Do this: Please find all lines in the data that hold the string "Lorem" and copy them.

○ ○ ○ ○ ○

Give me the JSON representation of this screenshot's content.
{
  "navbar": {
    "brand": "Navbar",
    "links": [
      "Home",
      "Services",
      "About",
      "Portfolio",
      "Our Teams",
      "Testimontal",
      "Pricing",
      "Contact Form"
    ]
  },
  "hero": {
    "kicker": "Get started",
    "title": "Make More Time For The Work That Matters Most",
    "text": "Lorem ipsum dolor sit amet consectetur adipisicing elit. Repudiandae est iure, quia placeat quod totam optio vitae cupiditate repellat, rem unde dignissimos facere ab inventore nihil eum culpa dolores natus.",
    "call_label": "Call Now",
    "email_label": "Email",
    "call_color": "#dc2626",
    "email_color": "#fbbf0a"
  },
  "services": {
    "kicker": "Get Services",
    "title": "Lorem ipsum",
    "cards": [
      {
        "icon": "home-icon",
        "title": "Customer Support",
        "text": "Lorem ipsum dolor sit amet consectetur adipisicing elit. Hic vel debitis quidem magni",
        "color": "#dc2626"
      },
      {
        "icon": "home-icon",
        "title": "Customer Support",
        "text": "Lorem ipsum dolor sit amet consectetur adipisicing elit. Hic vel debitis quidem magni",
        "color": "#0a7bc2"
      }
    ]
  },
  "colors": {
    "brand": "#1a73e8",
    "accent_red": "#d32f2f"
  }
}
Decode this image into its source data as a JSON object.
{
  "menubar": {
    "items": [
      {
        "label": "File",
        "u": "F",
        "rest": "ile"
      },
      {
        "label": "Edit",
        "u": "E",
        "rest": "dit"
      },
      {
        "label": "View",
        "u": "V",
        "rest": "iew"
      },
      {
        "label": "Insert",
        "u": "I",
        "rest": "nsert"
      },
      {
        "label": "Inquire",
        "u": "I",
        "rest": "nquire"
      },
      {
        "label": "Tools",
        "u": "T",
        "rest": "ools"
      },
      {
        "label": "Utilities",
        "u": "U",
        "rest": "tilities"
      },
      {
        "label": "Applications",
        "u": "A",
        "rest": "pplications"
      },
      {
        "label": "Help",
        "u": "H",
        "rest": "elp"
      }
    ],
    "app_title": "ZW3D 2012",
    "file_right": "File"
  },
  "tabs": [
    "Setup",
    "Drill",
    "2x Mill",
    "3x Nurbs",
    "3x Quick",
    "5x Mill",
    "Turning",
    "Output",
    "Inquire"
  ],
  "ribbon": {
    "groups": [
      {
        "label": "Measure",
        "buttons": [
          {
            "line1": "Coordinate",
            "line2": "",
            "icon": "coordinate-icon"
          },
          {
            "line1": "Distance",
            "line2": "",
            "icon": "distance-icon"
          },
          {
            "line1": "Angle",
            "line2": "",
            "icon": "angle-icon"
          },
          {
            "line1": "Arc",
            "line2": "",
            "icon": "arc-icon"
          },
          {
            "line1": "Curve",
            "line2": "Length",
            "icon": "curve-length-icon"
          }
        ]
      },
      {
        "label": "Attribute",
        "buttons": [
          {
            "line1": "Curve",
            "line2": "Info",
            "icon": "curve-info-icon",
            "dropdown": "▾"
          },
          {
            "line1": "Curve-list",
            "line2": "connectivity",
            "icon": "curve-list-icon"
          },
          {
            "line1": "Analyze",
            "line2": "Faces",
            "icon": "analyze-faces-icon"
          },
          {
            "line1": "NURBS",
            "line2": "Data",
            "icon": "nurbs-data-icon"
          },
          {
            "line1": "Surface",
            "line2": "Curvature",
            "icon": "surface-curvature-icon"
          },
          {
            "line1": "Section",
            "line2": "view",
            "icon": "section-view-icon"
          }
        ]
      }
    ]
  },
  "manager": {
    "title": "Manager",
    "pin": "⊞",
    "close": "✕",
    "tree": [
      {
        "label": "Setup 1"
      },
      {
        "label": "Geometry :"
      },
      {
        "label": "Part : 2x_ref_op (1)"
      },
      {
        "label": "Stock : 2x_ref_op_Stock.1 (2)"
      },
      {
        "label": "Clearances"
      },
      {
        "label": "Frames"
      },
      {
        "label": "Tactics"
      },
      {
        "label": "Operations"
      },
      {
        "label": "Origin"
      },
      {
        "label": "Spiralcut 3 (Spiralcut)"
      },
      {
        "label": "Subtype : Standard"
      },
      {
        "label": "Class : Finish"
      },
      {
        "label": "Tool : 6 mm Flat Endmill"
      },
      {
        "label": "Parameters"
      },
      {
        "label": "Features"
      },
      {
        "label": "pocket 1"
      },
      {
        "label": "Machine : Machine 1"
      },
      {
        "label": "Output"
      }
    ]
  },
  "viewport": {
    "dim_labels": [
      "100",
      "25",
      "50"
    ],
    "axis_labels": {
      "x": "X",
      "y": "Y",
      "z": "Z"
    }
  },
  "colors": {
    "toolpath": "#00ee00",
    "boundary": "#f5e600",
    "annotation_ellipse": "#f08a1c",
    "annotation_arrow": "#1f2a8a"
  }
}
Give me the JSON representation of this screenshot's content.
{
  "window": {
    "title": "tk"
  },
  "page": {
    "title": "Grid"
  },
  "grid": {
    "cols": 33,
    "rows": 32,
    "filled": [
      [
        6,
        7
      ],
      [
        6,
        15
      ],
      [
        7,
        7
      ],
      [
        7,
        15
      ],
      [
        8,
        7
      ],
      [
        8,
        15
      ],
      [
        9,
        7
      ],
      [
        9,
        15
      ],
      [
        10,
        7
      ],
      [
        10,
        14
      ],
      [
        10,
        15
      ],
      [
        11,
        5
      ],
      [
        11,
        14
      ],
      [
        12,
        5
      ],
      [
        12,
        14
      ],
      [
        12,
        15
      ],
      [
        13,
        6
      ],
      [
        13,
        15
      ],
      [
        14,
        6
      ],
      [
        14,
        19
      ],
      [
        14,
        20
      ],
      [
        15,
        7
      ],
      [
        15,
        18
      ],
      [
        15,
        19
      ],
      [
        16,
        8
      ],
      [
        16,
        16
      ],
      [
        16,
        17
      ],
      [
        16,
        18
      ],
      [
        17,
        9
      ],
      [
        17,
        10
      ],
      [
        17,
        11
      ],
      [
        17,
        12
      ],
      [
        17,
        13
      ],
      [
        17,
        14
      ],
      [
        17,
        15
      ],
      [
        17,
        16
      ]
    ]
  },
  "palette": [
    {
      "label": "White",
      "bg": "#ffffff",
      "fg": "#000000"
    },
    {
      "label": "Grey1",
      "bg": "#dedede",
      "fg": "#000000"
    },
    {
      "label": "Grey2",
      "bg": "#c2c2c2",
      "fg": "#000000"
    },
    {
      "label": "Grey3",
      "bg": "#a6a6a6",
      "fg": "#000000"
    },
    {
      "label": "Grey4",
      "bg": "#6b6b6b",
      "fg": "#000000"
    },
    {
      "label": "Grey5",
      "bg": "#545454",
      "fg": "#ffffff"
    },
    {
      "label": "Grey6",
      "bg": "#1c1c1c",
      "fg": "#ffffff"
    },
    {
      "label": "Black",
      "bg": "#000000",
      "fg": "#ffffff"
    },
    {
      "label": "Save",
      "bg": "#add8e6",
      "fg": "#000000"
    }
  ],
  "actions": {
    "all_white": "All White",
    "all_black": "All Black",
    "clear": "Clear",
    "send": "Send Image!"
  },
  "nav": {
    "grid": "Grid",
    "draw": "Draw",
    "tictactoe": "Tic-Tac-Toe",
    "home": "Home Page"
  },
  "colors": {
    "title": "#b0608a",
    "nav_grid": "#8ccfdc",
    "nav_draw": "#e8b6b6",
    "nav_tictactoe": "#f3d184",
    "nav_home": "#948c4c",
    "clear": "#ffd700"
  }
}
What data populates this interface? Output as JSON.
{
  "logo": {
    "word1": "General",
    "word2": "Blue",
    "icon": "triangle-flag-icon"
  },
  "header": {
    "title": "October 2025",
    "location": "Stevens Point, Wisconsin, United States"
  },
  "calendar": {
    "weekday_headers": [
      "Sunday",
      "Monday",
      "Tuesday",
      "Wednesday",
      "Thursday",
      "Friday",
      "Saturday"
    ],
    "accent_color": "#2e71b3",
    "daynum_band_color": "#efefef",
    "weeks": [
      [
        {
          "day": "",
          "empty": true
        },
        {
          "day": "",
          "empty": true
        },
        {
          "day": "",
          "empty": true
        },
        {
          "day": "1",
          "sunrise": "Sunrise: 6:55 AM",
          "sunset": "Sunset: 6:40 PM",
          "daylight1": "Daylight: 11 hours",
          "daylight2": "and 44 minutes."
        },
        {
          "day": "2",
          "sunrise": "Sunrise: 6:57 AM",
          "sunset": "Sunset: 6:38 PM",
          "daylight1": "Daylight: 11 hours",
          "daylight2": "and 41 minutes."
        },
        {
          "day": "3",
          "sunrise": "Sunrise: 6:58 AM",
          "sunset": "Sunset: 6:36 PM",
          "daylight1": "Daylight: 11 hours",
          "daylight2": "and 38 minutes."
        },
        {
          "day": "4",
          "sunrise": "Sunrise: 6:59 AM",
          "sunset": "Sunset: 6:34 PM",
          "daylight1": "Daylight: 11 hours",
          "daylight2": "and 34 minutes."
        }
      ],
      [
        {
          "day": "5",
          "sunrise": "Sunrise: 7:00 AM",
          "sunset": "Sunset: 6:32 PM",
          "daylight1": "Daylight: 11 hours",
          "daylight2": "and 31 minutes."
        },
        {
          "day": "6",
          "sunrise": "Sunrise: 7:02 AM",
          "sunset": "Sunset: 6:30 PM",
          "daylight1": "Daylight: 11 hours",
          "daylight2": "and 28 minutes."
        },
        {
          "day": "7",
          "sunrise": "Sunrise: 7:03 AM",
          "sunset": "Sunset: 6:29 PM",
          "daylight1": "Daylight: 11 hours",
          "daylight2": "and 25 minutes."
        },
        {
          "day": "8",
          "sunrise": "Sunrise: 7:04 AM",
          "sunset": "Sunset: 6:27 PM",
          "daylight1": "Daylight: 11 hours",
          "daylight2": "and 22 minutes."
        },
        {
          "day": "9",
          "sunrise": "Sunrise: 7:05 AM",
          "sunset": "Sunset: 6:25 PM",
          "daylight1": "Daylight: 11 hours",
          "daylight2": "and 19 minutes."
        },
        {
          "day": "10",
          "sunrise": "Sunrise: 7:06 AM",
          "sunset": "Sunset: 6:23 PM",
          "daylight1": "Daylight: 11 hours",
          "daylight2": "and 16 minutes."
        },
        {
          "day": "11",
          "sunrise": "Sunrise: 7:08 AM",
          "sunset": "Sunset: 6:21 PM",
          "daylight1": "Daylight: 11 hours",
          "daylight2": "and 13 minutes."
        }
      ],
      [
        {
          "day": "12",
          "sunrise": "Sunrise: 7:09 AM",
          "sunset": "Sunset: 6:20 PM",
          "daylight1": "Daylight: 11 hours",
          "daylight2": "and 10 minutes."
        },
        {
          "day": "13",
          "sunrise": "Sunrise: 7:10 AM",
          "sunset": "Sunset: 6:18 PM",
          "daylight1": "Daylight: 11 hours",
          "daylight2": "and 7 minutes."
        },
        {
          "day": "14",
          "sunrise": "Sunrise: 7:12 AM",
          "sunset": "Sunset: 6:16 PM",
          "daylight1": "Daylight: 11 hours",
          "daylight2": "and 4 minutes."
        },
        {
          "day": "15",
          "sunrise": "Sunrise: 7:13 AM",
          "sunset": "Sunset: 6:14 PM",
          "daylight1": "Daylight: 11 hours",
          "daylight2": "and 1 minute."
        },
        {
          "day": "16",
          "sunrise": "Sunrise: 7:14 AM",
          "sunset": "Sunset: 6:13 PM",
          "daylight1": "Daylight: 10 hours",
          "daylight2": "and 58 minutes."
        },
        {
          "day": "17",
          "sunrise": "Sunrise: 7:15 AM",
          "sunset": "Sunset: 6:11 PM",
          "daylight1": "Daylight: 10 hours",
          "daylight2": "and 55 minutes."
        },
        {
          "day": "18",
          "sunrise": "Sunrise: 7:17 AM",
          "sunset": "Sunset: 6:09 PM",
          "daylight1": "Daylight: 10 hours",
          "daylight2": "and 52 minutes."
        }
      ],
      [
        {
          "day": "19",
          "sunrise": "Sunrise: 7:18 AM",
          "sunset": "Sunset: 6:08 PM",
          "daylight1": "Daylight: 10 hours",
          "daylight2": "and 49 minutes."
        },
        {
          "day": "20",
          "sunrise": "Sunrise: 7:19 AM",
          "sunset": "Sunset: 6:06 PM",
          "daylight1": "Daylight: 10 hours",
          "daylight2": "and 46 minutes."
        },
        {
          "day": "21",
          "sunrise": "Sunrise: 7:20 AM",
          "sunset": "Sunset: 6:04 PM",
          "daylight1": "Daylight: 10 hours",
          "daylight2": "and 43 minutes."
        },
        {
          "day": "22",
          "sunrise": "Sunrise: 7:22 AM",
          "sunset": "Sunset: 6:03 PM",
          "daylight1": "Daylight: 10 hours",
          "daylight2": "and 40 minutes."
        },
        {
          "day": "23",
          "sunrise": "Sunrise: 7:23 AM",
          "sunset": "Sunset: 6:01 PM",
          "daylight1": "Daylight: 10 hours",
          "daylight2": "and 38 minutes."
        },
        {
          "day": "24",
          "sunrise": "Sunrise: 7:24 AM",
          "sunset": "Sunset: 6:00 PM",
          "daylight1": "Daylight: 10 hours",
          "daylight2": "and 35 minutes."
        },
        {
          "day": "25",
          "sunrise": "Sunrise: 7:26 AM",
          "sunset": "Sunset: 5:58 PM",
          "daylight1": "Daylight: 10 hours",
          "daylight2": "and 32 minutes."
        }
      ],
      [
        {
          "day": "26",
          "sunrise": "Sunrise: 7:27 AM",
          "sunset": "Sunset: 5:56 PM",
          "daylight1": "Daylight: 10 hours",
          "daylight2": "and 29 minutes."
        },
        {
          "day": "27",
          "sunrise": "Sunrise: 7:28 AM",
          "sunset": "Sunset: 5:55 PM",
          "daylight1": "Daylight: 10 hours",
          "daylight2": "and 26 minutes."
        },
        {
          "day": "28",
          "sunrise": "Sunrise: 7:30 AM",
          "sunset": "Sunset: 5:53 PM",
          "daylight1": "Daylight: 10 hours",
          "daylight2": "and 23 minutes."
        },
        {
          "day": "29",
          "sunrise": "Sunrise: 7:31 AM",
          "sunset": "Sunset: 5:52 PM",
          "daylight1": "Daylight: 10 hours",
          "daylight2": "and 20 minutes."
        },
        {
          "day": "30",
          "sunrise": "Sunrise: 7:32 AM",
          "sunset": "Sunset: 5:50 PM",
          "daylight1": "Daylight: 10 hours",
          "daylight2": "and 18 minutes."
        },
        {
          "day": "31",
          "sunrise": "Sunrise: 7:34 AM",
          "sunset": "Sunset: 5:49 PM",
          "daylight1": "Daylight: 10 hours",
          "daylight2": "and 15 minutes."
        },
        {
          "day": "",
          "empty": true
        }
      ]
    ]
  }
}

○ ○ ○ ○ ○

Solution:
    "text": "Lorem ipsum dolor sit amet consectetur adipisicing elit. Repudiandae est iure, quia placeat quod totam optio vitae cupiditate repellat, rem unde dignissimos facere ab inventore nihil eum culpa dolores natus.",
    "title": "Lorem ipsum",
        "text": "Lorem ipsum dolor sit amet consectetur adipisicing elit. Hic vel debitis quidem magni",
        "text": "Lorem ipsum dolor sit amet consectetur adipisicing elit. Hic vel debitis quidem magni",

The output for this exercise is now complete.